- **TASK**
Every entry must be given again exactly.

[Records contained in a dataset]
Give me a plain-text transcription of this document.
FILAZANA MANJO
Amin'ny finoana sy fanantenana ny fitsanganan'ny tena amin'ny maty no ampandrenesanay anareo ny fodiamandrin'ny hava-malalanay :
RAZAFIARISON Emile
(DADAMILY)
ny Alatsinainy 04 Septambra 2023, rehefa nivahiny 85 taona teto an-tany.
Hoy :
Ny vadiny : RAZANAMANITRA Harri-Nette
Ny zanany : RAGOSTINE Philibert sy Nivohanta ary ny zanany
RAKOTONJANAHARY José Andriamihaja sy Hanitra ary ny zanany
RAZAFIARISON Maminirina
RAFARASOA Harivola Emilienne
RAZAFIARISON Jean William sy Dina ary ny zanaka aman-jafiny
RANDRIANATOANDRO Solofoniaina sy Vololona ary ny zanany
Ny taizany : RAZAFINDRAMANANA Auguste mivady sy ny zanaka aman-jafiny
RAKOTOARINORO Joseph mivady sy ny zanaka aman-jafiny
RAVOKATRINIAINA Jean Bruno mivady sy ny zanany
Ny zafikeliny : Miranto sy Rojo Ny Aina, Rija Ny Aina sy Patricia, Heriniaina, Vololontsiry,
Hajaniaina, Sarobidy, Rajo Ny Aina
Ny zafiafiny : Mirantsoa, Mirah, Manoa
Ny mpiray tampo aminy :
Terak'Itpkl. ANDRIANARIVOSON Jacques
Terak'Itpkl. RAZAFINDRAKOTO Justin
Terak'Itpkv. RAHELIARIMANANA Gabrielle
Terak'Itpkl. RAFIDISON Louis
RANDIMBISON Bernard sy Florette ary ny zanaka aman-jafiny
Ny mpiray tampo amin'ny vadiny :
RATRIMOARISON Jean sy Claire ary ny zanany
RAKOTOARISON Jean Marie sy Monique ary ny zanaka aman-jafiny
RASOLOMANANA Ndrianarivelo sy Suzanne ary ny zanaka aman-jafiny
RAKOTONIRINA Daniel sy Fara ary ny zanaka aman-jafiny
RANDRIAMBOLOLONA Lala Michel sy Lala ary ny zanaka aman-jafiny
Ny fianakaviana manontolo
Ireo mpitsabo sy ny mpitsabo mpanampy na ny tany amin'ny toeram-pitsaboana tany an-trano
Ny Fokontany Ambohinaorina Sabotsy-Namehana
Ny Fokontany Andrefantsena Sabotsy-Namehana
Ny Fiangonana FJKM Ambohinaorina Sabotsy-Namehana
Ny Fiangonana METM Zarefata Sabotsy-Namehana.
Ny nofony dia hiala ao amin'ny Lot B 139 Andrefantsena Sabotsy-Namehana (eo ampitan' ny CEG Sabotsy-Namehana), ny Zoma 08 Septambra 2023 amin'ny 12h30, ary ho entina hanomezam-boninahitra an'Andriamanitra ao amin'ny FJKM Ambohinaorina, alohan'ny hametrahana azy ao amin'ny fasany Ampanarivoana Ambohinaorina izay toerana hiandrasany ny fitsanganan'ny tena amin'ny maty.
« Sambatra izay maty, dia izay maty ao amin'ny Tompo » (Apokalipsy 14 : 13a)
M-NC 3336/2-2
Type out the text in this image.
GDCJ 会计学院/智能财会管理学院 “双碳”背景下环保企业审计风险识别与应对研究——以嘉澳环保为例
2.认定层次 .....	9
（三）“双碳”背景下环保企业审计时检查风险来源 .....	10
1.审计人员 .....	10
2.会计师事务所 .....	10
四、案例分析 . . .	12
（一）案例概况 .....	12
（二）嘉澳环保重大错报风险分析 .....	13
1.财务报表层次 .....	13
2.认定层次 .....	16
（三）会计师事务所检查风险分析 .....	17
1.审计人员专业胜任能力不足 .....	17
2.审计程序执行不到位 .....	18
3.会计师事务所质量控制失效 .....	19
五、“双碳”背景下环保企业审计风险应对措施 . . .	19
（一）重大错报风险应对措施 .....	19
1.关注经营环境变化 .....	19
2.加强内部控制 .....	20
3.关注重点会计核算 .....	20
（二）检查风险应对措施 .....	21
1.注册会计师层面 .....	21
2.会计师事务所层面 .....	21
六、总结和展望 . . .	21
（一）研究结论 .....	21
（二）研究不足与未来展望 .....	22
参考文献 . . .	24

- **THE RESPONSE**
Give me a plain-text transcription of this document.
FILAZANA MANJO
Amin'ny finoana sy fanantenana ny fitsanganan'ny tena amin'ny maty no ampandrenesanay anareo ny fodiamandrin'ny hava-malalanay :
RAZAFIARISON Emile
(DADAMILY)
ny Alatsinainy 04 Septambra 2023, rehefa nivahiny 85 taona teto an-tany.
Hoy :
Ny vadiny : RAZANAMANITRA Harri-Nette
Ny zanany : RAGOSTINE Philibert sy Nivohanta ary ny zanany
RAKOTONJANAHARY José Andriamihaja sy Hanitra ary ny zanany
RAZAFIARISON Maminirina
RAFARASOA Harivola Emilienne
RAZAFIARISON Jean William sy Dina ary ny zanaka aman-jafiny
RANDRIANATOANDRO Solofoniaina sy Vololona ary ny zanany
Ny taizany : RAZAFINDRAMANANA Auguste mivady sy ny zanaka aman-jafiny
RAKOTOARINORO Joseph mivady sy ny zanaka aman-jafiny
RAVOKATRINIAINA Jean Bruno mivady sy ny zanany
Ny zafikeliny : Miranto sy Rojo Ny Aina, Rija Ny Aina sy Patricia, Heriniaina, Vololontsiry,
Hajaniaina, Sarobidy, Rajo Ny Aina
Ny zafiafiny : Mirantsoa, Mirah, Manoa
Ny mpiray tampo aminy :
Terak'Itpkl. ANDRIANARIVOSON Jacques
Terak'Itpkl. RAZAFINDRAKOTO Justin
Terak'Itpkv. RAHELIARIMANANA Gabrielle
Terak'Itpkl. RAFIDISON Louis
RANDIMBISON Bernard sy Florette ary ny zanaka aman-jafiny
Ny mpiray tampo amin'ny vadiny :
RATRIMOARISON Jean sy Claire ary ny zanany
RAKOTOARISON Jean Marie sy Monique ary ny zanaka aman-jafiny
RASOLOMANANA Ndrianarivelo sy Suzanne ary ny zanaka aman-jafiny
RAKOTONIRINA Daniel sy Fara ary ny zanaka aman-jafiny
RANDRIAMBOLOLONA Lala Michel sy Lala ary ny zanaka aman-jafiny
Ny fianakaviana manontolo
Ireo mpitsabo sy ny mpitsabo mpanampy na ny tany amin'ny toeram-pitsaboana tany an-trano
Ny Fokontany Ambohinaorina Sabotsy-Namehana
Ny Fokontany Andrefantsena Sabotsy-Namehana
Ny Fiangonana FJKM Ambohinaorina Sabotsy-Namehana
Ny Fiangonana METM Zarefata Sabotsy-Namehana.
Ny nofony dia hiala ao amin'ny Lot B 139 Andrefantsena Sabotsy-Namehana (eo ampitan' ny CEG Sabotsy-Namehana), ny Zoma 08 Septambra 2023 amin'ny 12h30, ary ho entina hanomezam-boninahitra an'Andriamanitra ao amin'ny FJKM Ambohinaorina, alohan'ny hametrahana azy ao amin'ny fasany Ampanarivoana Ambohinaorina izay toerana hiandrasany ny fitsanganan'ny tena amin'ny maty.
« Sambatra izay maty, dia izay maty ao amin'ny Tompo » (Apokalipsy 14 : 13a)
M-NC 3336/2-2
Type out the text in this image.
GDCJ 会计学院/智能财会管理学院 “双碳”背景下环保企业审计风险识别与应对研究——以嘉澳环保为例
2.认定层次 .....	9
（三）“双碳”背景下环保企业审计时检查风险来源 .....	10
1.审计人员 .....	10
2.会计师事务所 .....	10
四、案例分析 . . .	12
（一）案例概况 .....	12
（二）嘉澳环保重大错报风险分析 .....	13
1.财务报表层次 .....	13
2.认定层次 .....	16
（三）会计师事务所检查风险分析 .....	17
1.审计人员专业胜任能力不足 .....	17
2.审计程序执行不到位 .....	18
3.会计师事务所质量控制失效 .....	19
五、“双碳”背景下环保企业审计风险应对措施 . . .	19
（一）重大错报风险应对措施 .....	19
1.关注经营环境变化 .....	19
2.加强内部控制 .....	20
3.关注重点会计核算 .....	20
（二）检查风险应对措施 .....	21
1.注册会计师层面 .....	21
2.会计师事务所层面 .....	21
六、总结和展望 . . .	21
（一）研究结论 .....	21
（二）研究不足与未来展望 .....	22
参考文献 . . .	24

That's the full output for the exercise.